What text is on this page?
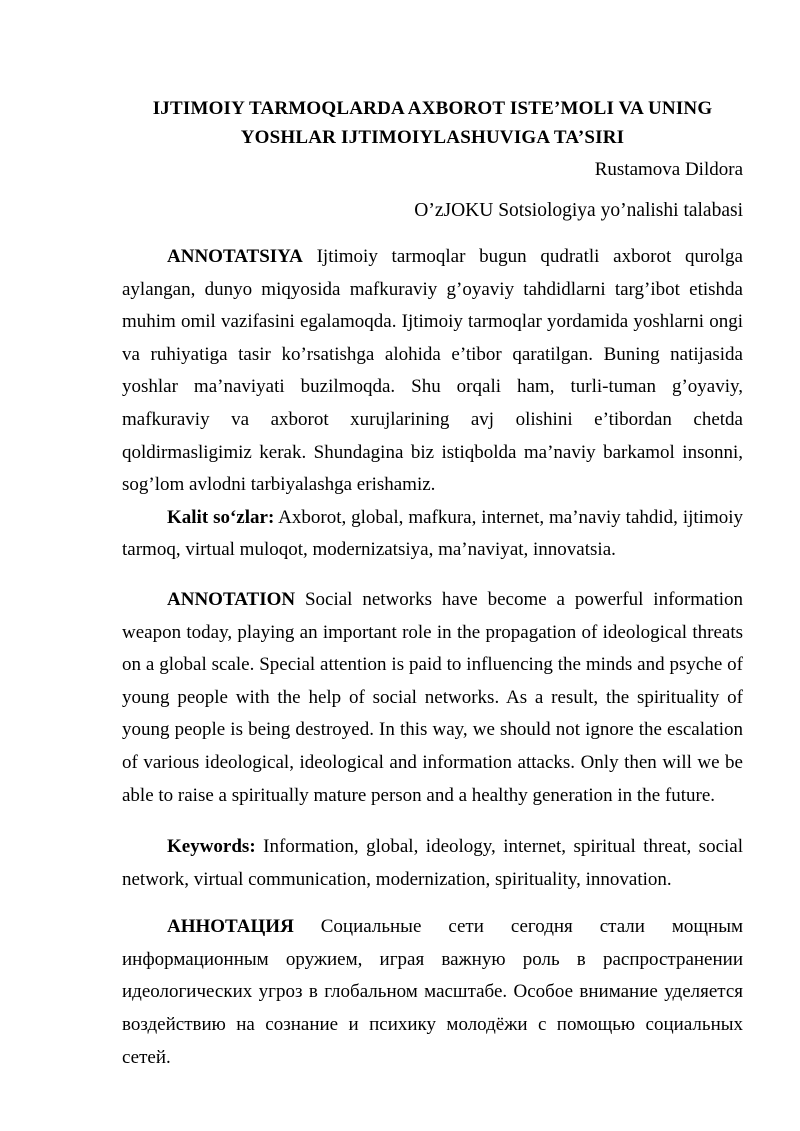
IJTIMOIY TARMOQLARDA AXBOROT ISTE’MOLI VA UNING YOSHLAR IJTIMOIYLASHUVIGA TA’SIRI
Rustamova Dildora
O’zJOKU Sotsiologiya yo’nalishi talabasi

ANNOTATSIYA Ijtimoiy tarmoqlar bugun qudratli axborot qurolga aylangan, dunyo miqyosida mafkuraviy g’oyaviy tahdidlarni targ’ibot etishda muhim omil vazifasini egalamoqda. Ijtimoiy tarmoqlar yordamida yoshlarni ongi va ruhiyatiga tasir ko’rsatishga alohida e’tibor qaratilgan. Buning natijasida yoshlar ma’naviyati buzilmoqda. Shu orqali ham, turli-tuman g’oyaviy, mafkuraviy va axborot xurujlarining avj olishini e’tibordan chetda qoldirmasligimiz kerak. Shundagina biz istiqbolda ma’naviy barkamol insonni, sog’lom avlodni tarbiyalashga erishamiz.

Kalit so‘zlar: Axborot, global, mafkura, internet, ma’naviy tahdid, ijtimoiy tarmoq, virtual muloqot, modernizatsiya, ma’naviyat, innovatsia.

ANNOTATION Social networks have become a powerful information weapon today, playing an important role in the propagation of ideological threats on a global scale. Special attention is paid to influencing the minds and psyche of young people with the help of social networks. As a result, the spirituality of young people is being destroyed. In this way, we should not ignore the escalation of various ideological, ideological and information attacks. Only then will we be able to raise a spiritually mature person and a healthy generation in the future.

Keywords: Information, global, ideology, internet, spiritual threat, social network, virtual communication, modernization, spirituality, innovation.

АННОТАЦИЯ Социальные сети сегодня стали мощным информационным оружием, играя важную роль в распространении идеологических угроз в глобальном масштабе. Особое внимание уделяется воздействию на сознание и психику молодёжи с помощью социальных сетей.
------------------------------------------------
Stated problem
Which lines in the data above contain "naviy"? Show each one.

Solved exercise
ANNOTATSIYA Ijtimoiy tarmoqlar bugun qudratli axborot qurolga aylangan, dunyo miqyosida mafkuraviy g’oyaviy tahdidlarni targ’ibot etishda muhim omil vazifasini egalamoqda. Ijtimoiy tarmoqlar yordamida yoshlarni ongi va ruhiyatiga tasir ko’rsatishga alohida e’tibor qaratilgan. Buning natijasida yoshlar ma’naviyati buzilmoqda. Shu orqali ham, turli-tuman g’oyaviy, mafkuraviy va axborot xurujlarining avj olishini e’tibordan chetda qoldirmasligimiz kerak. Shundagina biz istiqbolda ma’naviy barkamol insonni, sog’lom avlodni tarbiyalashga erishamiz.
Kalit so‘zlar: Axborot, global, mafkura, internet, ma’naviy tahdid, ijtimoiy tarmoq, virtual muloqot, modernizatsiya, ma’naviyat, innovatsia.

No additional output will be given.